[Dataset records]
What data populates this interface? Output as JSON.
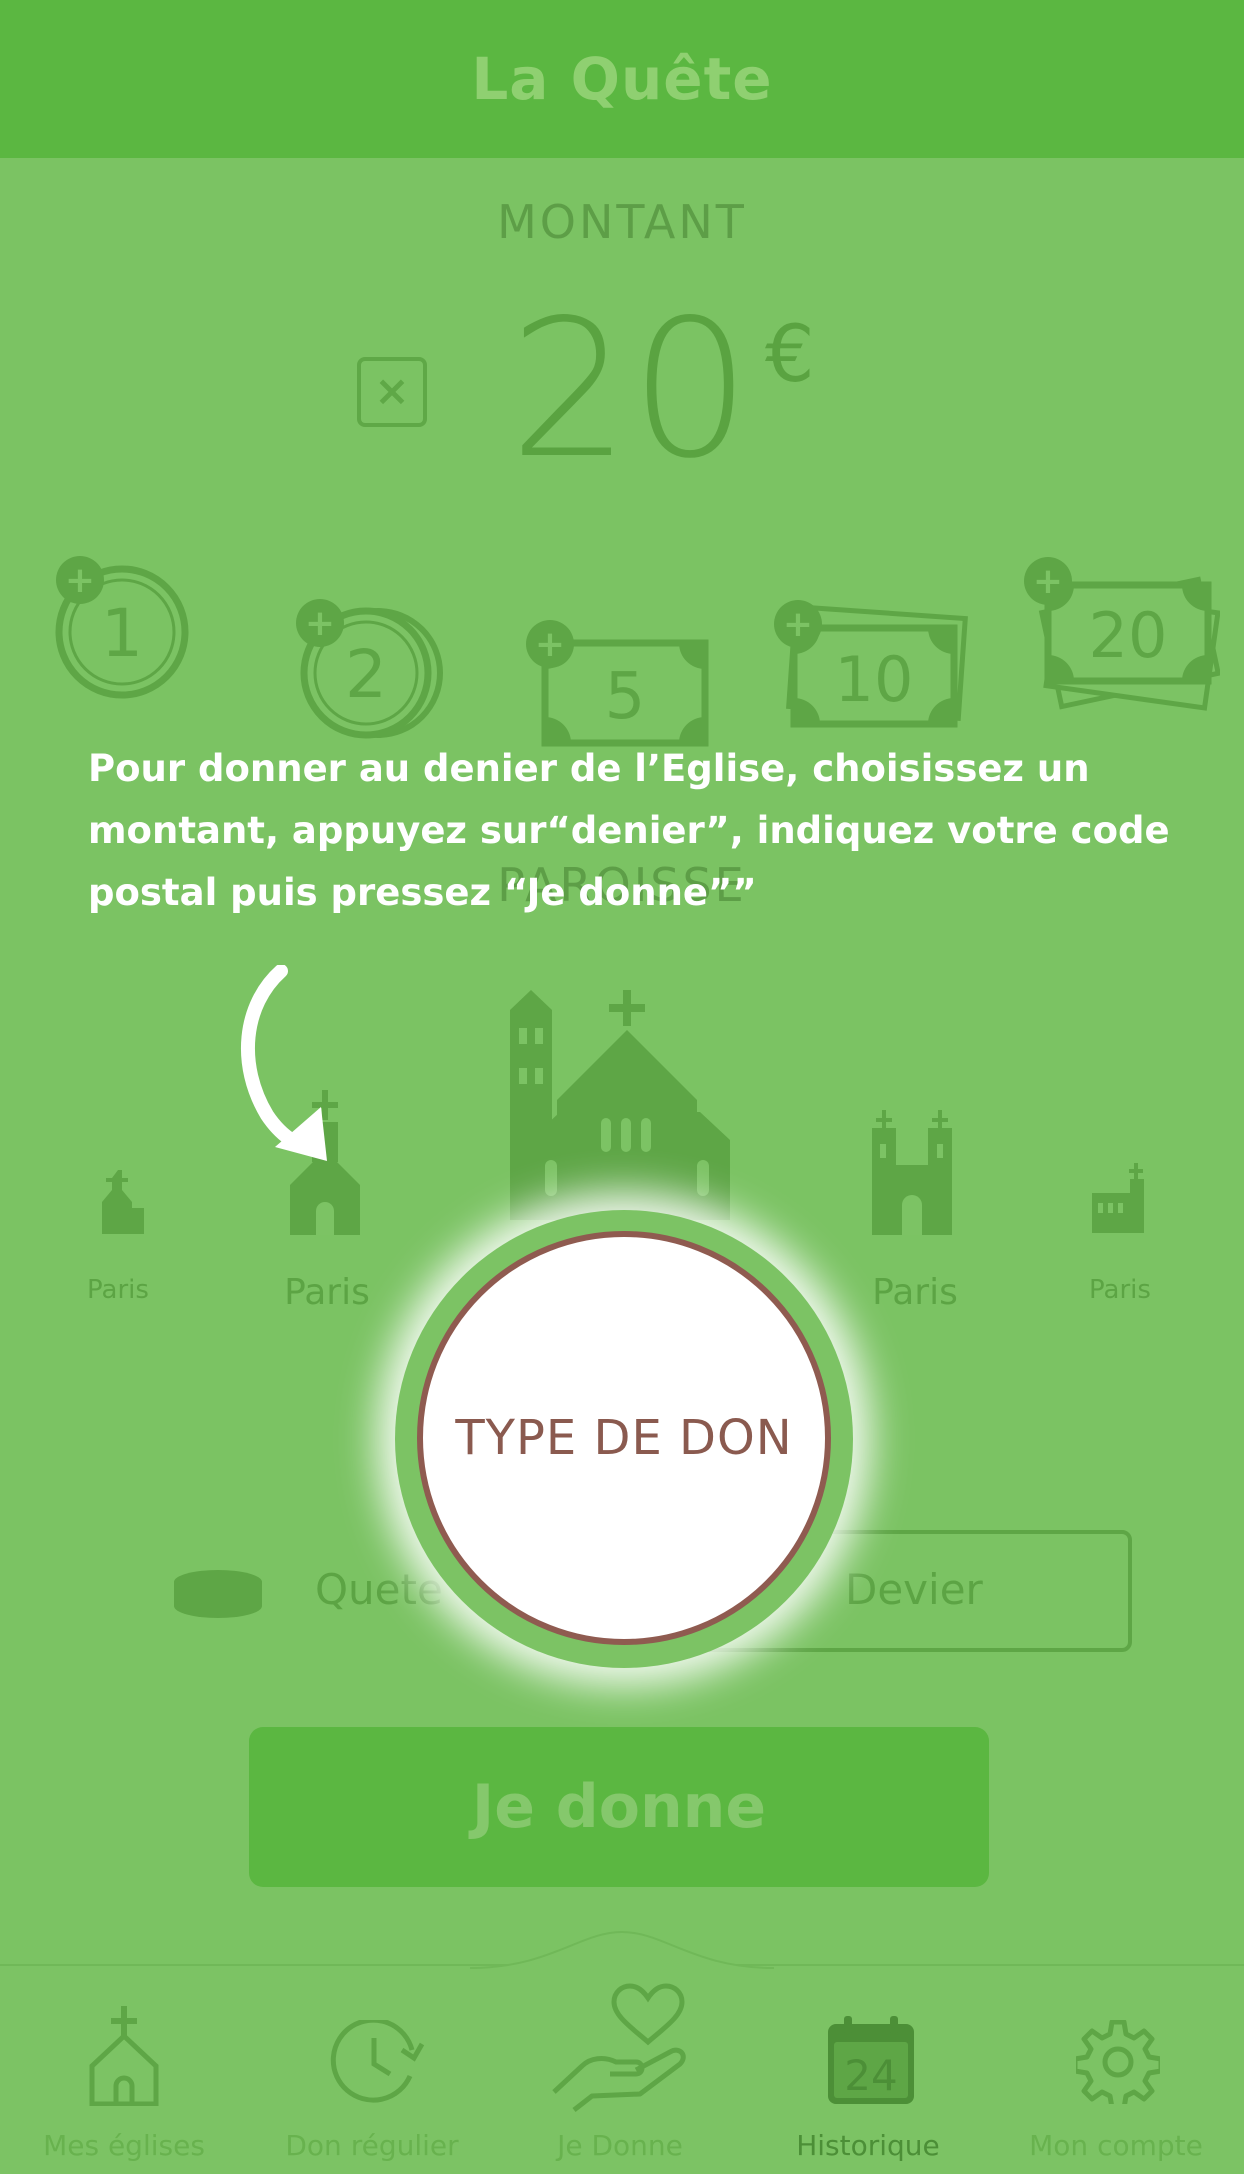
{
  "header": {
    "title": "La Quête"
  },
  "amount": {
    "label": "MONTANT",
    "value": "20",
    "currency": "€",
    "clear_symbol": "×"
  },
  "quick_amounts": [
    {
      "label": "1",
      "kind": "coin"
    },
    {
      "label": "2",
      "kind": "coin"
    },
    {
      "label": "5",
      "kind": "banknote"
    },
    {
      "label": "10",
      "kind": "banknote"
    },
    {
      "label": "20",
      "kind": "banknote-stack"
    }
  ],
  "parish": {
    "label": "PAROISSE",
    "churches": [
      {
        "city": "Paris"
      },
      {
        "city": "Paris"
      },
      {
        "city": "Paris"
      },
      {
        "city": "Paris"
      }
    ]
  },
  "donation_type": {
    "options": [
      {
        "label": "Quete"
      },
      {
        "label": "Devier"
      }
    ]
  },
  "primary_action": {
    "label": "Je donne"
  },
  "tabbar": {
    "tabs": [
      {
        "label": "Mes églises",
        "icon": "church-icon",
        "active": false
      },
      {
        "label": "Don régulier",
        "icon": "clock-refresh-icon",
        "active": false
      },
      {
        "label": "Je Donne",
        "icon": "heart-hand-icon",
        "active": false
      },
      {
        "label": "Historique",
        "icon": "calendar-icon",
        "active": true,
        "badge": "24"
      },
      {
        "label": "Mon compte",
        "icon": "gear-icon",
        "active": false
      }
    ]
  },
  "tutorial": {
    "text": "Pour donner au denier de l’Eglise, choisissez un montant, appuyez sur“denier”, indiquez votre code postal puis pressez “Je donne””",
    "highlight_label": "TYPE DE DON"
  },
  "colors": {
    "header": "#5bb741",
    "background": "#7bc262",
    "accent_dark": "#5aa341",
    "highlight_border": "#8f5b50"
  }
}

Task details: Every record gets retyped exactly; no picture goes into the copy.

Answer for this exercise:
What data populates this interface? Output as JSON.
{
  "header": {
    "title": "La Quête"
  },
  "amount": {
    "label": "MONTANT",
    "value": "20",
    "currency": "€",
    "clear_symbol": "×"
  },
  "quick_amounts": [
    {
      "label": "1",
      "kind": "coin"
    },
    {
      "label": "2",
      "kind": "coin"
    },
    {
      "label": "5",
      "kind": "banknote"
    },
    {
      "label": "10",
      "kind": "banknote"
    },
    {
      "label": "20",
      "kind": "banknote-stack"
    }
  ],
  "parish": {
    "label": "PAROISSE",
    "churches": [
      {
        "city": "Paris"
      },
      {
        "city": "Paris"
      },
      {
        "city": "Paris"
      },
      {
        "city": "Paris"
      }
    ]
  },
  "donation_type": {
    "options": [
      {
        "label": "Quete"
      },
      {
        "label": "Devier"
      }
    ]
  },
  "primary_action": {
    "label": "Je donne"
  },
  "tabbar": {
    "tabs": [
      {
        "label": "Mes églises",
        "icon": "church-icon",
        "active": false
      },
      {
        "label": "Don régulier",
        "icon": "clock-refresh-icon",
        "active": false
      },
      {
        "label": "Je Donne",
        "icon": "heart-hand-icon",
        "active": false
      },
      {
        "label": "Historique",
        "icon": "calendar-icon",
        "active": true,
        "badge": "24"
      },
      {
        "label": "Mon compte",
        "icon": "gear-icon",
        "active": false
      }
    ]
  },
  "tutorial": {
    "text": "Pour donner au denier de l’Eglise, choisissez un montant, appuyez sur“denier”, indiquez votre code postal puis pressez “Je donne””",
    "highlight_label": "TYPE DE DON"
  },
  "colors": {
    "header": "#5bb741",
    "background": "#7bc262",
    "accent_dark": "#5aa341",
    "highlight_border": "#8f5b50"
  }
}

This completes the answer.